Extracted records
───

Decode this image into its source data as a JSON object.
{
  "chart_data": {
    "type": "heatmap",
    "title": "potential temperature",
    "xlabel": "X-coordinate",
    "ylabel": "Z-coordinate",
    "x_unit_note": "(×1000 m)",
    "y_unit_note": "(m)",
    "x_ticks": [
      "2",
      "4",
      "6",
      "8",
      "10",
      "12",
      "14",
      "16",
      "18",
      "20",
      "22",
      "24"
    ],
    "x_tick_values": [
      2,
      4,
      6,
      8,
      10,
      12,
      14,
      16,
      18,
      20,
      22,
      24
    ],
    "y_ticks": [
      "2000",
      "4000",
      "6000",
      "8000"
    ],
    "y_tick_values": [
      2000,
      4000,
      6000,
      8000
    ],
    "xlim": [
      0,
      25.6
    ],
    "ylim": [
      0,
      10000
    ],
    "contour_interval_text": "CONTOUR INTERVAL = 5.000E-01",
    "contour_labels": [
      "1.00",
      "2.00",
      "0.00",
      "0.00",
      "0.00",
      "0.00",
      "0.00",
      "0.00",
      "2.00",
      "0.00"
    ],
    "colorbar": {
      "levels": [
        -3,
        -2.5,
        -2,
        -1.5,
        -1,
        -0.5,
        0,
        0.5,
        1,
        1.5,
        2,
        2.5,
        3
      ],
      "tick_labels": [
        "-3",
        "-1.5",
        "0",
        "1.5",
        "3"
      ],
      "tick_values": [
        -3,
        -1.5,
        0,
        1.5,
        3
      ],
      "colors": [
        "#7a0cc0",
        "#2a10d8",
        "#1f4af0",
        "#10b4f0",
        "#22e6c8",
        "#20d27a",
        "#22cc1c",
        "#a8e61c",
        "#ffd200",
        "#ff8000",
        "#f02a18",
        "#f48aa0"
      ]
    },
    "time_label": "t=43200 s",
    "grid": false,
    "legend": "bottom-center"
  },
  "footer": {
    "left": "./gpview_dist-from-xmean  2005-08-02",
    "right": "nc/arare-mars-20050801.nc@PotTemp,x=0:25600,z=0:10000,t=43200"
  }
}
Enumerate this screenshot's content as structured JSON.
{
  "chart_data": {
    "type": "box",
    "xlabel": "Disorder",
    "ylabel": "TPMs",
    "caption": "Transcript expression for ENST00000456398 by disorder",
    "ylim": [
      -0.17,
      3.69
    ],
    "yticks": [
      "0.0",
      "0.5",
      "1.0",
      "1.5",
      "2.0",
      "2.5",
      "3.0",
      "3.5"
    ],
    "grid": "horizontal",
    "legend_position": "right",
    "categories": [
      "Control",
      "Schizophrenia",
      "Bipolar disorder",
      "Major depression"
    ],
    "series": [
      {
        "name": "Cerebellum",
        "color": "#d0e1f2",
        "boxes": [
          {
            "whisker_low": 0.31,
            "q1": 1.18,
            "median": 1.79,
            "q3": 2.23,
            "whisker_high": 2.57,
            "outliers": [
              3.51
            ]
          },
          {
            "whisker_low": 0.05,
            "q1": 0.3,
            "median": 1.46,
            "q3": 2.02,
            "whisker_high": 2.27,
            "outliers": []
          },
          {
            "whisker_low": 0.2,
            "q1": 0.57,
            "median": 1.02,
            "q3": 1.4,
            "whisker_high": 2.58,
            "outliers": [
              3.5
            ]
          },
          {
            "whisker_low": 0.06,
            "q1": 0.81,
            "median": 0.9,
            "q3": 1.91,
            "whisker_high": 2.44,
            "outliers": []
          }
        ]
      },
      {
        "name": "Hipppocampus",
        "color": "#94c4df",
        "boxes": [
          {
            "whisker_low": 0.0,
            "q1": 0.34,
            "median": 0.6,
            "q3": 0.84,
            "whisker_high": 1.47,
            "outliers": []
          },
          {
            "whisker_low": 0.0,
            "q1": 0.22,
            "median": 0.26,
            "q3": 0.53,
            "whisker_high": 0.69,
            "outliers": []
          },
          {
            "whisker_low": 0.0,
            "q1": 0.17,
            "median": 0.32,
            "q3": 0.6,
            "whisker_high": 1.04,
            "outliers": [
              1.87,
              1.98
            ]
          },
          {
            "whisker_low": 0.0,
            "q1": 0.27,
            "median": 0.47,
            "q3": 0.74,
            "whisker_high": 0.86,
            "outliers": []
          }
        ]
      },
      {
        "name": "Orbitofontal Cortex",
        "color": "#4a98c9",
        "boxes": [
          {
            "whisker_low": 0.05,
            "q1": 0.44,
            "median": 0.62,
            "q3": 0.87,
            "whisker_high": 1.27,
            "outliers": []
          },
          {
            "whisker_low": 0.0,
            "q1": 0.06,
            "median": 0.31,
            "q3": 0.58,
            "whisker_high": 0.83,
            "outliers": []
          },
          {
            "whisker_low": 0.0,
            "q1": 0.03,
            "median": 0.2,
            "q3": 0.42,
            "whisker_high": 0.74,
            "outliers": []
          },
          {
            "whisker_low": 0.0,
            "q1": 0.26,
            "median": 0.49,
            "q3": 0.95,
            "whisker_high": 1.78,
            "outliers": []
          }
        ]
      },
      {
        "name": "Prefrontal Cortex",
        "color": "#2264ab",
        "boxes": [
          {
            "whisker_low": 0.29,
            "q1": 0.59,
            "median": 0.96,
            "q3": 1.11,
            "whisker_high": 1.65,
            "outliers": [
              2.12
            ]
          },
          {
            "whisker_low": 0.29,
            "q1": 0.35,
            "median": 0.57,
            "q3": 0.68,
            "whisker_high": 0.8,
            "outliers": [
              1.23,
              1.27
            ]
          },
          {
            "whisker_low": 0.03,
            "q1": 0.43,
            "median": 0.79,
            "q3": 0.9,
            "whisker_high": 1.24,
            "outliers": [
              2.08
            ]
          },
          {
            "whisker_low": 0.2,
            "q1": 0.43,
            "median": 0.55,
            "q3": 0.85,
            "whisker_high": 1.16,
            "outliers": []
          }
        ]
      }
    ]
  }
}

───

- Aim of the task
Read the entries and show each line that mentions "xlabel".

- Exercise result
    "xlabel": "X-coordinate",
    "xlabel": "Disorder",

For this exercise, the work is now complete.